■ Task brief: Copy out each line containing "الصيانــة" from the entries below.

[Dataset items]
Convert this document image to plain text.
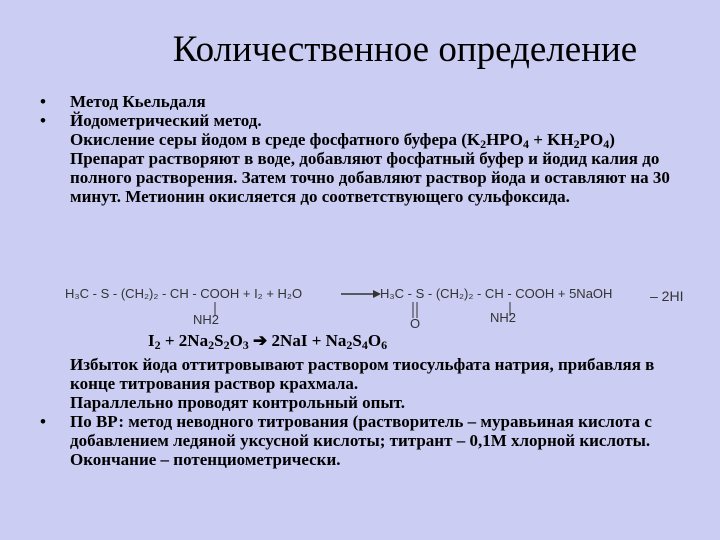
Количественное определение
•	Метод Кьельдаля
•	Йодометрический метод.
Окисление серы йодом в среде фосфатного буфера $(K_2HPO_4 + KH_2PO_4)$
Препарат растворяют в воде, добавляют фосфатный буфер и йодид калия до полного растворения. Затем точно добавляют раствор йода и оставляют на 30 минут. Метионин окисляется до соответствующего сульфоксида.
H₃C - S - (CH₂)₂ - CH - COOH + I₂ + H₂O	H₃C - S - (CH₂)₂ - CH - COOH + 5NaOH	– 2HI
NH2	O	NH2
$I_2 + 2Na_2S_2O_3$ ➔ $2NaI + Na_2S_4O_6$
Избыток йода оттитровывают раствором тиосульфата натрия, прибавляя в конце титрования раствор крахмала.
Параллельно проводят контрольный опыт.
•	По ВР: метод неводного титрования (растворитель – муравьиная кислота с добавлением ледяной уксусной кислоты; титрант – 0,1М хлорной кислоты. Окончание – потенциометрически.
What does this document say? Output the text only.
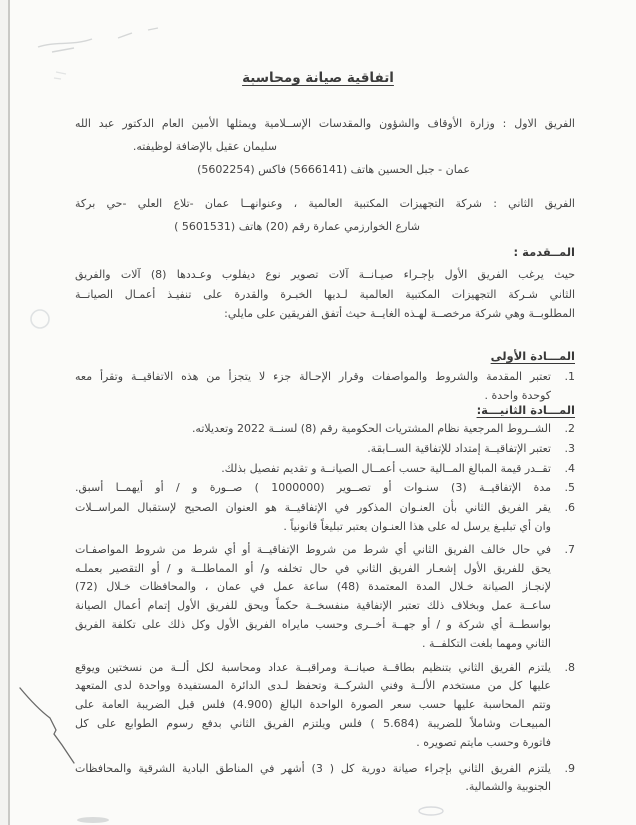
اتفاقية صيانة ومحاسبة
الفريق الاول : وزارة الأوقاف والشؤون والمقدسات الإســلامية ويمثلها الأمين العام الدكتور عبد الله
سليمان عقيل بالإضافة لوظيفته.
عمان - جبل الحسين هاتف (5666141) فاكس (5602254)
الفريق الثاني : شركة التجهيزات المكتبية العالمية ، وعنوانهــا عمان -تلاع العلي -حي بركة
شارع الخوارزمي عمارة رقم (20) هاتف (5601531 )
المــقدمة :
حيث يرغب الفريق الأول بإجـراء صيـانــة آلات تصوير نوع ديفلوب وعـددها (8) آلات والفريق
الثاني شـركة التجهيزات المكتبية العالمية لـديها الخبـرة والقدرة على تنفيـذ أعمـال الصيانــة
المطلوبــة وهي شركة مرخصــة لهـذه الغايــة حيث أتفق الفريقين على مايلي:
المـــادة الأولى
1.
تعتبر المقدمة والشروط والمواصفات وقرار الإحـالة جزء لا يتجزأ من هذه الاتفاقيــة وتقرأ معه
كوحدة واحدة .
المـــادة الثانيـــة:
2.
الشــروط المرجعية نظام المشتريات الحكومية رقم (8) لسنــة 2022 وتعديلاته.
3.
تعتبر الإتفاقيــة إمتداد للإتفاقية الســابقة.
4.
تقــدر قيمة المبالغ المــالية حسب أعمــال الصيانــة و تقديم تفصيل بذلك.
5.
مدة الإتفاقيــة (3) سنـوات أو تصــوير (1000000 ) صــورة و / أو أيهمــا أسبق.
6.
يقر الفريق الثاني بأن العنـوان المذكور في الإتفاقيــة هو العنوان الصحيح لإستقبال المراســلات
وان أي تبليـغ يرسل له على هذا العنـوان يعتبر تبليغاً قانونياً .
7.
في حال خالف الفريق الثاني أي شرط من شروط الإتفاقيــة أو أي شرط من شروط المواصفـات
يحق للفريق الأول إشعـار الفريق الثاني في حال تخلفه و/ أو المماطلــة و / أو التقصير بعملـه
لإنجـاز الصيانة خـلال المدة المعتمدة (48) ساعة عمل في عمان ، والمحافظات خـلال (72)
ساعــة عمل وبخلاف ذلك تعتبر الإتفاقية منفسخــة حكماً ويحق للفريق الأول إتمام أعمال الصيانة
بواسطــة أي شركة و / أو جهــة أخــرى وحسب مايراه الفريق الأول وكل ذلك على تكلفة الفريق
الثاني ومهما بلغت التكلفــة .
8.
يلتزم الفريق الثاني بتنظيم بطاقــة صيانــة ومراقبــة عداد ومحاسبة لكل ألــة من نسختين ويوقع
عليها كل من مستخدم الألــة وفني الشركــة وتحفظ لـدى الدائرة المستفيدة وواحدة لدى المتعهد
وتتم المحاسبة عليها حسب سعر الصورة الواحدة البالغ (4.900) فلس قبل الضريبة العامة على
المبيعـات وشاملاً للضريبة (5.684 ) فلس ويلتزم الفريق الثاني بدفع رسوم الطوابع على كل
فاتورة وحسب مايتم تصويره .
9.
يلتزم الفريق الثاني بإجراء صيانة دورية كل ( 3) أشهر في المناطق البادية الشرقية والمحافظات
الجنوبية والشمالية.
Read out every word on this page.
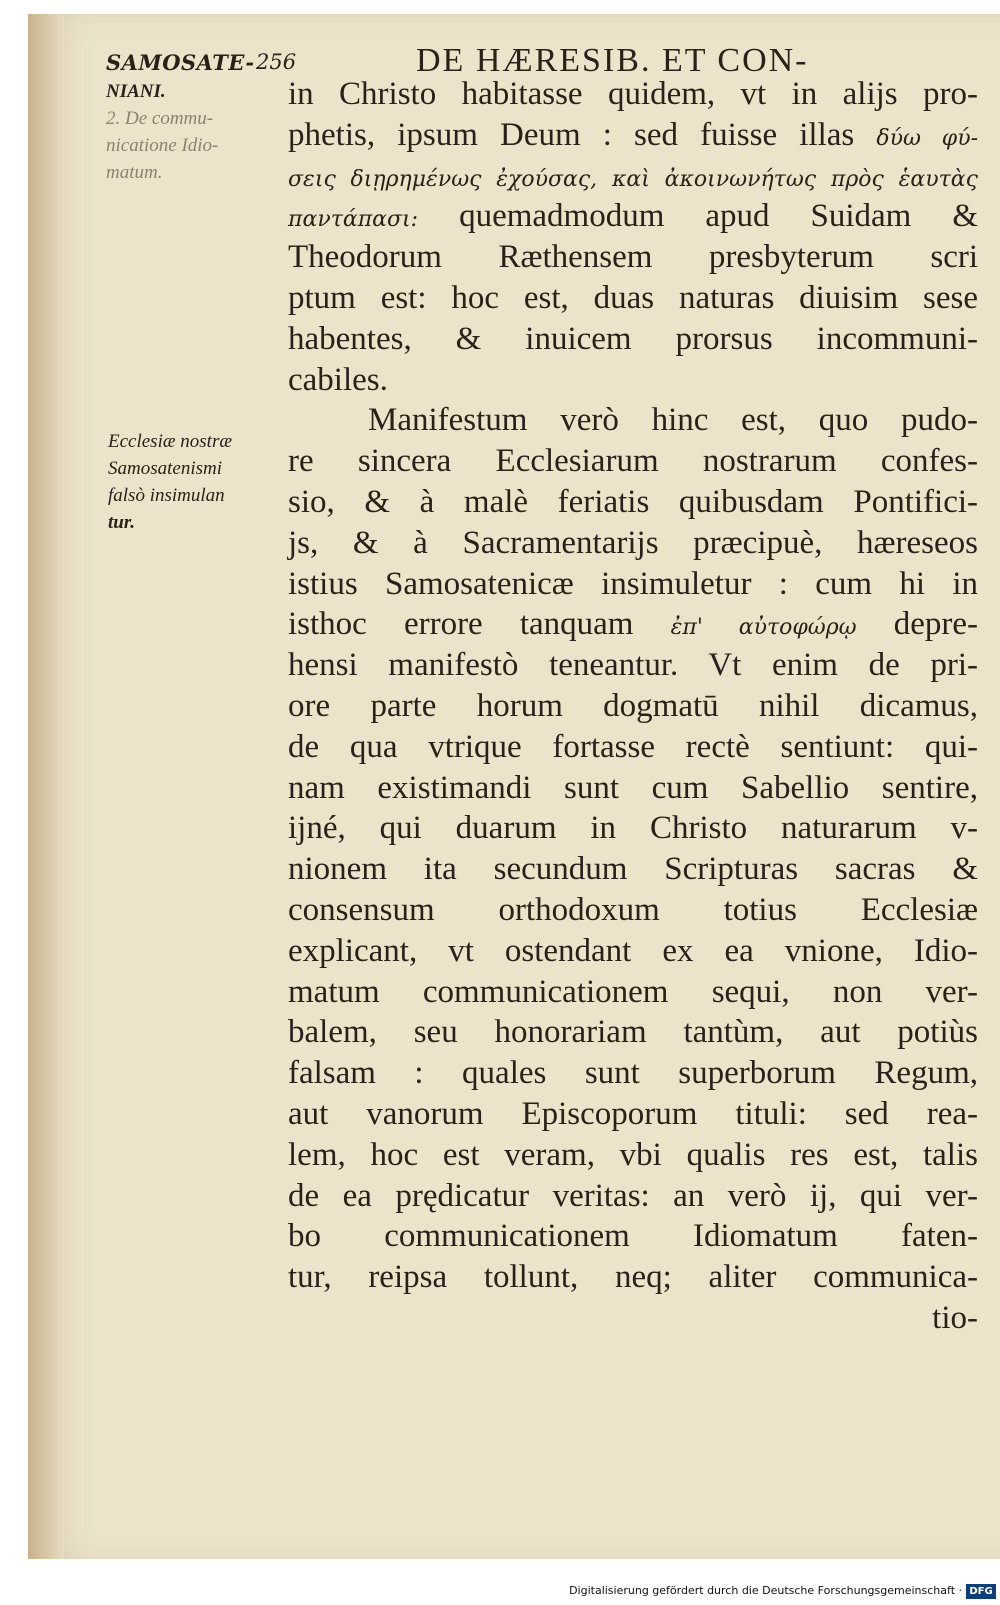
SAMOSATE- 256	DE HÆRESIB. ET CON-
NIANI.
2. De commu-
nicatione Idio-
matum.
Ecclesiæ nostræ
Samosatenismi
falsò insimulan
tur.
in Christo habitasse quidem, vt in alijs pro-
phetis, ipsum Deum : sed fuisse illas δύω φύ-
σεις διῃρημένως ἐχούσας, καὶ ἀκοινωνήτως πρὸς ἑαυτὰς
παντάπασι: quemadmodum apud Suidam &
Theodorum Ræthensem presbyterum scri
ptum est: hoc est, duas naturas diuisim sese
habentes, & inuicem prorsus incommuni-
cabiles.
Manifestum verò hinc est, quo pudo-
re sincera Ecclesiarum nostrarum confes-
sio, & à malè feriatis quibusdam Pontifici-
js, & à Sacramentarijs præcipuè, hæreseos
istius Samosatenicæ insimuletur : cum hi in
isthoc errore tanquam ἐπ' αὐτοφώρῳ depre-
hensi manifestò teneantur. Vt enim de pri-
ore parte horum dogmatū nihil dicamus,
de qua vtrique fortasse rectè sentiunt: qui-
nam existimandi sunt cum Sabellio sentire,
ijné, qui duarum in Christo naturarum v-
nionem ita secundum Scripturas sacras &
consensum orthodoxum totius Ecclesiæ
explicant, vt ostendant ex ea vnione, Idio-
matum communicationem sequi, non ver-
balem, seu honorariam tantùm, aut potiùs
falsam : quales sunt superborum Regum,
aut vanorum Episcoporum tituli: sed rea-
lem, hoc est veram, vbi qualis res est, talis
de ea prędicatur veritas: an verò ij, qui ver-
bo communicationem Idiomatum faten-
tur, reipsa tollunt, neq; aliter communica-
tio-
Digitalisierung gefördert durch die Deutsche Forschungsgemeinschaft · DFG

■ Exercise output:
الثاني شـركة التجهيزات المكتبية العالمية لـديها الخبـرة والقدرة على تنفيـذ أعمـال الصيانــة
تقــدر قيمة المبالغ المــالية حسب أعمــال الصيانــة و تقديم تفصيل بذلك.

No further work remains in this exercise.